GOAL
Word for word, quote all of the material, omitting the pictures.

DATA FOR THE TASK
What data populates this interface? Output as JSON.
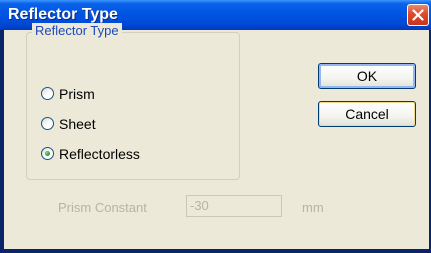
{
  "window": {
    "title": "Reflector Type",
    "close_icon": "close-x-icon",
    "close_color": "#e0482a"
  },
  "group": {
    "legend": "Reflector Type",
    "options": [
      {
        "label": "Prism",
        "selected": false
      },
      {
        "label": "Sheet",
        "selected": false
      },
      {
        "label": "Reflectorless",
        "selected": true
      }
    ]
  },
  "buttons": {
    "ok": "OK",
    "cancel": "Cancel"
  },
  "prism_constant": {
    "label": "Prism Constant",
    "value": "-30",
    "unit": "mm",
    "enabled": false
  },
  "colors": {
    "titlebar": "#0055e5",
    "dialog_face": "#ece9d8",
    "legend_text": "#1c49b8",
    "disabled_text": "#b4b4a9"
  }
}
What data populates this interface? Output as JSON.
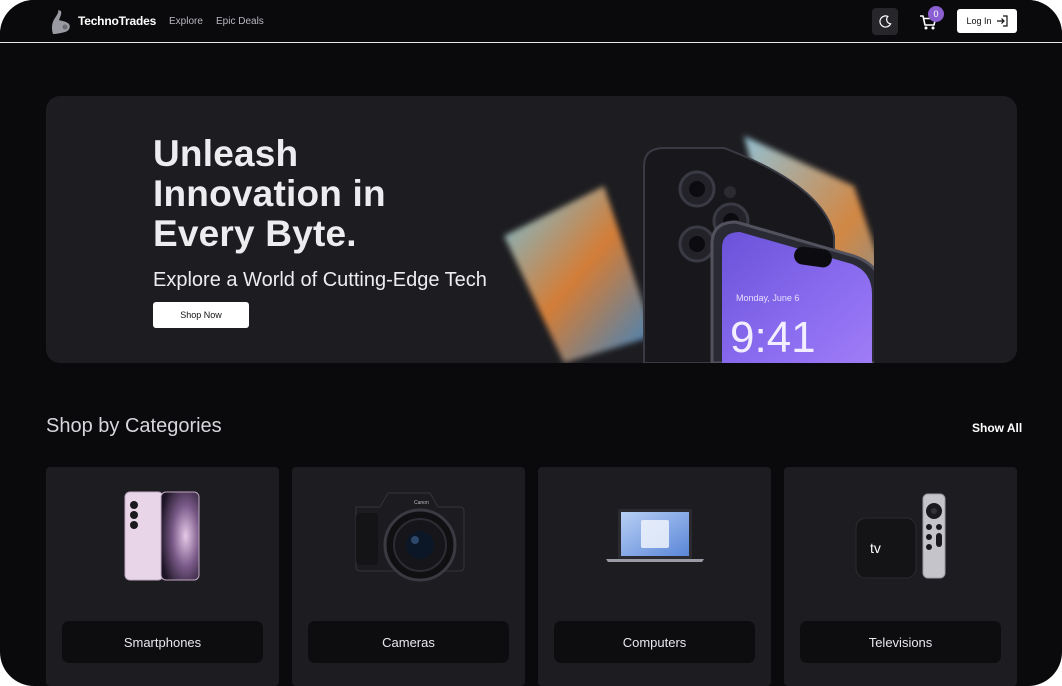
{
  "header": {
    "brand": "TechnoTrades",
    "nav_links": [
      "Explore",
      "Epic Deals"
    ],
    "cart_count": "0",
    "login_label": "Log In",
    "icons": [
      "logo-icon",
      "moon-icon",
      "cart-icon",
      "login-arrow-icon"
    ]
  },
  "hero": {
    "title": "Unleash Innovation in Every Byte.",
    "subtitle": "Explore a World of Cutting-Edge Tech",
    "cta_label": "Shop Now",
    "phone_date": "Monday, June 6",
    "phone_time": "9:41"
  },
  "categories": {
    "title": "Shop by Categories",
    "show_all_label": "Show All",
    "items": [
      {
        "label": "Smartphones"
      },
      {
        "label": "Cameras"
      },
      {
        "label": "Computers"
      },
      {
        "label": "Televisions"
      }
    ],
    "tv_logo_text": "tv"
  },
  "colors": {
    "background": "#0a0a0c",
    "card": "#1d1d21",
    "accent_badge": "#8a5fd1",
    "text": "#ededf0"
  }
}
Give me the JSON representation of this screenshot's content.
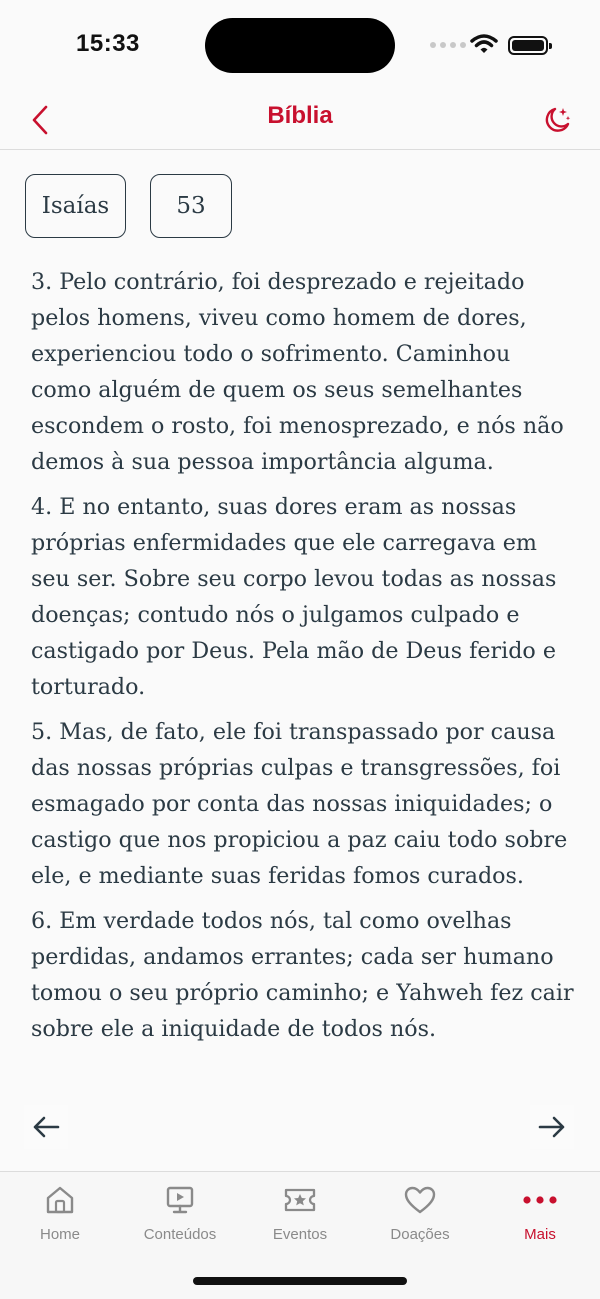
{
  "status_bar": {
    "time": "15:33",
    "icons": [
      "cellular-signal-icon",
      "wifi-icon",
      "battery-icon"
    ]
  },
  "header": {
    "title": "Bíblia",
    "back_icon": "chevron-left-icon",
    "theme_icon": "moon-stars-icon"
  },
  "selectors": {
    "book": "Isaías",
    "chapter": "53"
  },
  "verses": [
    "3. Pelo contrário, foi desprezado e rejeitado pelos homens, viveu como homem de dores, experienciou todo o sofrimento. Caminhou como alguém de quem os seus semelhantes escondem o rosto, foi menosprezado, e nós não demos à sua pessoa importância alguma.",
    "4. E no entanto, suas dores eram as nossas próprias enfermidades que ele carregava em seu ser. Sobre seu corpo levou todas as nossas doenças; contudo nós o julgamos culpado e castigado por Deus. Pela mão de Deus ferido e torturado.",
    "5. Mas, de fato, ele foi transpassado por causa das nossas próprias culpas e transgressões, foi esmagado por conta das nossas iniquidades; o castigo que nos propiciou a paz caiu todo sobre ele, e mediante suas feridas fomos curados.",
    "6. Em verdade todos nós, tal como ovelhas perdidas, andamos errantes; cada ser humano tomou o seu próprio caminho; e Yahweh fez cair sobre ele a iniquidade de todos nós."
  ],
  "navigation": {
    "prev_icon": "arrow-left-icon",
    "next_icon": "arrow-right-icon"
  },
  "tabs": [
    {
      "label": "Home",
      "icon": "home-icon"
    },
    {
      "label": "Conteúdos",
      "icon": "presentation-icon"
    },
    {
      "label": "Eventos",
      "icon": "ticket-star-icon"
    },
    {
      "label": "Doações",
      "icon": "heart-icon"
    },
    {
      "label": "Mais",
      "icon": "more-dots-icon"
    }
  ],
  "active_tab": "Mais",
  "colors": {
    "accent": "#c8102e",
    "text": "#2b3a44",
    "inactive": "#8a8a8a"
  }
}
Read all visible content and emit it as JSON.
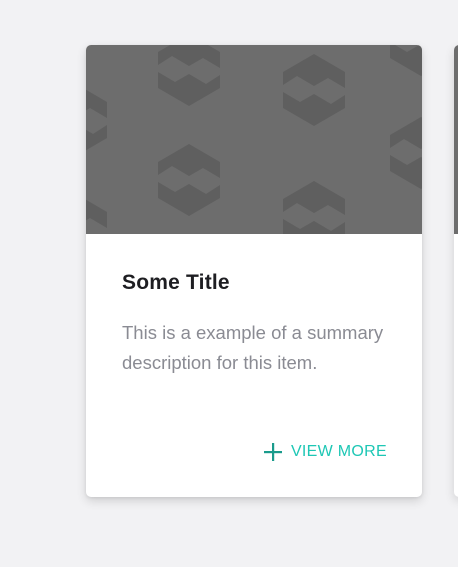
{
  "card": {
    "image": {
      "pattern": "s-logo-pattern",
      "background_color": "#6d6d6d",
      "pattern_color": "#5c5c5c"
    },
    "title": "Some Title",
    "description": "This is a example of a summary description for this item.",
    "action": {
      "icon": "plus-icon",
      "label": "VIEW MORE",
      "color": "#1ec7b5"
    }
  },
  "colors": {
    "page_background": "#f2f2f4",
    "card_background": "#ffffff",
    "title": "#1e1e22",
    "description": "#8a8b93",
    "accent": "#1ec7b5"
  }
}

ANSWER BELOW
What data populates this interface? Output as JSON.
{
  "window": {
    "title": "Reflector Type",
    "close_icon": "close-x-icon",
    "close_color": "#e0482a"
  },
  "group": {
    "legend": "Reflector Type",
    "options": [
      {
        "label": "Prism",
        "selected": false
      },
      {
        "label": "Sheet",
        "selected": false
      },
      {
        "label": "Reflectorless",
        "selected": true
      }
    ]
  },
  "buttons": {
    "ok": "OK",
    "cancel": "Cancel"
  },
  "prism_constant": {
    "label": "Prism Constant",
    "value": "-30",
    "unit": "mm",
    "enabled": false
  },
  "colors": {
    "titlebar": "#0055e5",
    "dialog_face": "#ece9d8",
    "legend_text": "#1c49b8",
    "disabled_text": "#b4b4a9"
  }
}
What data populates this interface? Output as JSON.
{
  "header": {
    "brand": "TechnoTrades",
    "nav_links": [
      "Explore",
      "Epic Deals"
    ],
    "cart_count": "0",
    "login_label": "Log In",
    "icons": [
      "logo-icon",
      "moon-icon",
      "cart-icon",
      "login-arrow-icon"
    ]
  },
  "hero": {
    "title": "Unleash Innovation in Every Byte.",
    "subtitle": "Explore a World of Cutting-Edge Tech",
    "cta_label": "Shop Now",
    "phone_date": "Monday, June 6",
    "phone_time": "9:41"
  },
  "categories": {
    "title": "Shop by Categories",
    "show_all_label": "Show All",
    "items": [
      {
        "label": "Smartphones"
      },
      {
        "label": "Cameras"
      },
      {
        "label": "Computers"
      },
      {
        "label": "Televisions"
      }
    ],
    "tv_logo_text": "tv"
  },
  "colors": {
    "background": "#0a0a0c",
    "card": "#1d1d21",
    "accent_badge": "#8a5fd1",
    "text": "#ededf0"
  }
}
Give me the JSON representation of this screenshot's content.
{
  "status_bar": {
    "time": "15:33",
    "icons": [
      "cellular-signal-icon",
      "wifi-icon",
      "battery-icon"
    ]
  },
  "header": {
    "title": "Bíblia",
    "back_icon": "chevron-left-icon",
    "theme_icon": "moon-stars-icon"
  },
  "selectors": {
    "book": "Isaías",
    "chapter": "53"
  },
  "verses": [
    "3. Pelo contrário, foi desprezado e rejeitado pelos homens, viveu como homem de dores, experienciou todo o sofrimento. Caminhou como alguém de quem os seus semelhantes escondem o rosto, foi menosprezado, e nós não demos à sua pessoa importância alguma.",
    "4. E no entanto, suas dores eram as nossas próprias enfermidades que ele carregava em seu ser. Sobre seu corpo levou todas as nossas doenças; contudo nós o julgamos culpado e castigado por Deus. Pela mão de Deus ferido e torturado.",
    "5. Mas, de fato, ele foi transpassado por causa das nossas próprias culpas e transgressões, foi esmagado por conta das nossas iniquidades; o castigo que nos propiciou a paz caiu todo sobre ele, e mediante suas feridas fomos curados.",
    "6. Em verdade todos nós, tal como ovelhas perdidas, andamos errantes; cada ser humano tomou o seu próprio caminho; e Yahweh fez cair sobre ele a iniquidade de todos nós."
  ],
  "navigation": {
    "prev_icon": "arrow-left-icon",
    "next_icon": "arrow-right-icon"
  },
  "tabs": [
    {
      "label": "Home",
      "icon": "home-icon"
    },
    {
      "label": "Conteúdos",
      "icon": "presentation-icon"
    },
    {
      "label": "Eventos",
      "icon": "ticket-star-icon"
    },
    {
      "label": "Doações",
      "icon": "heart-icon"
    },
    {
      "label": "Mais",
      "icon": "more-dots-icon"
    }
  ],
  "active_tab": "Mais",
  "colors": {
    "accent": "#c8102e",
    "text": "#2b3a44",
    "inactive": "#8a8a8a"
  }
}
Read all visible content and emit it as JSON.
{
  "card": {
    "image": {
      "pattern": "s-logo-pattern",
      "background_color": "#6d6d6d",
      "pattern_color": "#5c5c5c"
    },
    "title": "Some Title",
    "description": "This is a example of a summary description for this item.",
    "action": {
      "icon": "plus-icon",
      "label": "VIEW MORE",
      "color": "#1ec7b5"
    }
  },
  "colors": {
    "page_background": "#f2f2f4",
    "card_background": "#ffffff",
    "title": "#1e1e22",
    "description": "#8a8b93",
    "accent": "#1ec7b5"
  }
}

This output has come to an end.